* **PROVIDED INFORMATION**:
..........

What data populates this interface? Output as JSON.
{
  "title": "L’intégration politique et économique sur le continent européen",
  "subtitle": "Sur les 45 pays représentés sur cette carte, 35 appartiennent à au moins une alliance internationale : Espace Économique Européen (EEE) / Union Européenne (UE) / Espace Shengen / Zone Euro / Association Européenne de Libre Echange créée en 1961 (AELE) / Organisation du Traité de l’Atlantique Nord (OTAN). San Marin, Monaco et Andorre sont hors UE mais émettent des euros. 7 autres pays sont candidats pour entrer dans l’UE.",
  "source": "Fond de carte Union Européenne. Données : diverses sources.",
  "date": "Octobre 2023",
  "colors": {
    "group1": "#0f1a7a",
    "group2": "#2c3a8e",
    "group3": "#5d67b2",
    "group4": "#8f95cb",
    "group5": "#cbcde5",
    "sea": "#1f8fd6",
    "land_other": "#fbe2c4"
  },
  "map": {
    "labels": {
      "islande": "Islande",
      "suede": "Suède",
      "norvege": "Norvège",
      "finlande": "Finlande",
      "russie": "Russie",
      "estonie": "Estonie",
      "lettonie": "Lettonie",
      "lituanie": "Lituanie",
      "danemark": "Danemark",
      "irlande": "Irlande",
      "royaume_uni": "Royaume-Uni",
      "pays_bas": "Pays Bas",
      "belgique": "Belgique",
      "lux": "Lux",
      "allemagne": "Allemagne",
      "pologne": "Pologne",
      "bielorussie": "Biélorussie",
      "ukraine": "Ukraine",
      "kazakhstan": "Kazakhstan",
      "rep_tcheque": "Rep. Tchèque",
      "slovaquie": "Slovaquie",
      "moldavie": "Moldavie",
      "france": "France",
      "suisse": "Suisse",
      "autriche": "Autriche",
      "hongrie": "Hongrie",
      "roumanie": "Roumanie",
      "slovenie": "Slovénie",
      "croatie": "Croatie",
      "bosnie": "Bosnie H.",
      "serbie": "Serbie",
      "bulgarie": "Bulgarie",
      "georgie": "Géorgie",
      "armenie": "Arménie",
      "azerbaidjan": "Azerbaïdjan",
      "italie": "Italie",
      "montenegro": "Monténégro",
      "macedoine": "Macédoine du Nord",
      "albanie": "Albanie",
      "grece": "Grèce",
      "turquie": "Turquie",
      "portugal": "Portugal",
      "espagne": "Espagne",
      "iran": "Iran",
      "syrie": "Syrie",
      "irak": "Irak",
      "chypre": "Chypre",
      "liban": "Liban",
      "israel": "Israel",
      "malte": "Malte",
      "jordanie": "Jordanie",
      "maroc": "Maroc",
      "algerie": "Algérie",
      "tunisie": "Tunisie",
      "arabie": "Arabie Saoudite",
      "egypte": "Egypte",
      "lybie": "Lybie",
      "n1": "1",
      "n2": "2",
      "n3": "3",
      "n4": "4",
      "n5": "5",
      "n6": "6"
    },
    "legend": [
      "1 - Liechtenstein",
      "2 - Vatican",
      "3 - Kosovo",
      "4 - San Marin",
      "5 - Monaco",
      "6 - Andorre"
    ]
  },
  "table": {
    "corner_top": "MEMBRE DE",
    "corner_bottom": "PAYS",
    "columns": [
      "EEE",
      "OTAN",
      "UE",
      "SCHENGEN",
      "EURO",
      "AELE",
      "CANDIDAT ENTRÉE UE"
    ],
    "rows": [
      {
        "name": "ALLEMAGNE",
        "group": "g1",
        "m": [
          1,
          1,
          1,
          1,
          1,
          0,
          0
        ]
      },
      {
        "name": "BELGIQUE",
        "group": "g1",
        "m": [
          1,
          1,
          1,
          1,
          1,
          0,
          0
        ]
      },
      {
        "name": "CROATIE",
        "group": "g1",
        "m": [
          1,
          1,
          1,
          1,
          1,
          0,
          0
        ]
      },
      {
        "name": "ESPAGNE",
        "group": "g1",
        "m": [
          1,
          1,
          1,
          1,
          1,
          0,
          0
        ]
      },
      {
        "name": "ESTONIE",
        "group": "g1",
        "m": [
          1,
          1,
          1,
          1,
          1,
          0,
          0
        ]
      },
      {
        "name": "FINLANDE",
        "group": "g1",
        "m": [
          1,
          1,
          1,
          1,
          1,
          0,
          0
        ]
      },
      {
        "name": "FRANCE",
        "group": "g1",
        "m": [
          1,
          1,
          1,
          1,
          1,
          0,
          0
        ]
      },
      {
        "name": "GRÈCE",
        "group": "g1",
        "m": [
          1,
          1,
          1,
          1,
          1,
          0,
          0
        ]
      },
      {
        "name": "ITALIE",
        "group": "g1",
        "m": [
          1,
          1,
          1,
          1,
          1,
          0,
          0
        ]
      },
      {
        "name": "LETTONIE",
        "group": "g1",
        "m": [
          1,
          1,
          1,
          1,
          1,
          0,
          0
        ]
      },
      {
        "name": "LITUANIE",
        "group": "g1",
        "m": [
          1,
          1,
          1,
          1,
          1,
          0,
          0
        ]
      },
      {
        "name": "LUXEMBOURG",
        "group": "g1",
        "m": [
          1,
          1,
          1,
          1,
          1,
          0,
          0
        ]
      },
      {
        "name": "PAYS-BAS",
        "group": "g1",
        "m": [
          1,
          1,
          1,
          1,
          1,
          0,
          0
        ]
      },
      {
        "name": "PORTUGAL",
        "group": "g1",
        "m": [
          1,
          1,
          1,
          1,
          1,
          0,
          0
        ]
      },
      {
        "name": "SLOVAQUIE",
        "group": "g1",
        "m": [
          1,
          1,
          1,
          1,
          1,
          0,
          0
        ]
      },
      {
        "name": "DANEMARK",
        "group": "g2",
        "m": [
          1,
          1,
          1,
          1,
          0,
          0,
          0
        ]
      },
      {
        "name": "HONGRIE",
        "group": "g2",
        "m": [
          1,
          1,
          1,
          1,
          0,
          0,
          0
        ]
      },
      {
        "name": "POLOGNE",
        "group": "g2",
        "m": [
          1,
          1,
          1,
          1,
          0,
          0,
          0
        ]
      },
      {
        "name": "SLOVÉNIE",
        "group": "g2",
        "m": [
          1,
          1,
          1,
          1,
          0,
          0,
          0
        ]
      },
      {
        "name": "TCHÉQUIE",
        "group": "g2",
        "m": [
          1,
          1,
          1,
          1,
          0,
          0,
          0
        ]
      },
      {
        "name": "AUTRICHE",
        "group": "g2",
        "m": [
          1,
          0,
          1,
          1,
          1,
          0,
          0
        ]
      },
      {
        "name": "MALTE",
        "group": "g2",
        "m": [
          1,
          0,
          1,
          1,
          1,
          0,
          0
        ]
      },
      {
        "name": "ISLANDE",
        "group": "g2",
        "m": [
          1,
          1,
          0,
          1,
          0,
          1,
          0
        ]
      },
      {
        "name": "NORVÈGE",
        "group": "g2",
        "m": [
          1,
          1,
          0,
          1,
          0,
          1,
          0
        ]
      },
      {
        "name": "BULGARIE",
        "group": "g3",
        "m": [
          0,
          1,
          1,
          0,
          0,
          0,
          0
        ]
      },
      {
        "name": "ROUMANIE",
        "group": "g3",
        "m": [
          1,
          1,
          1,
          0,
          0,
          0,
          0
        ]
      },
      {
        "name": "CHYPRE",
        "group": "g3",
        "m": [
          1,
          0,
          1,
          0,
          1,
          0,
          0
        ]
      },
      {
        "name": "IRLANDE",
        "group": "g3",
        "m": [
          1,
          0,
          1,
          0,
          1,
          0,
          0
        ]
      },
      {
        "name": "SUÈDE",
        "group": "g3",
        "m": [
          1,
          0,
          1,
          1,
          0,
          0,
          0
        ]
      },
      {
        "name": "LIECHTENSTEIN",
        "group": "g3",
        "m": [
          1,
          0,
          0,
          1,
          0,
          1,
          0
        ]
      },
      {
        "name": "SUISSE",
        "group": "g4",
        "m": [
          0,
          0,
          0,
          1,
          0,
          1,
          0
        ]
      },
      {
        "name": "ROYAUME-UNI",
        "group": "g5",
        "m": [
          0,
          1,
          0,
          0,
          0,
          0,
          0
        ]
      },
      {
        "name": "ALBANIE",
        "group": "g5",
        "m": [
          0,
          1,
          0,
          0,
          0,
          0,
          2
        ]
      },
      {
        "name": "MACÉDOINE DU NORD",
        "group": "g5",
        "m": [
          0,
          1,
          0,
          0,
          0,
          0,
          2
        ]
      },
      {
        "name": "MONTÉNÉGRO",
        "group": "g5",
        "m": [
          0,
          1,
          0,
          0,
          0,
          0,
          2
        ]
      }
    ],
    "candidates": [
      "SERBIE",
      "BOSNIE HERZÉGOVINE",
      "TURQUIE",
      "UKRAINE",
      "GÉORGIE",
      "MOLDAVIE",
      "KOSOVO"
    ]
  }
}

..........

* **TASK TO COMPLETE**: Give only the number of lines in the listing above that include the string "Marin".

* **ANSWER TO THIS TASK**: 2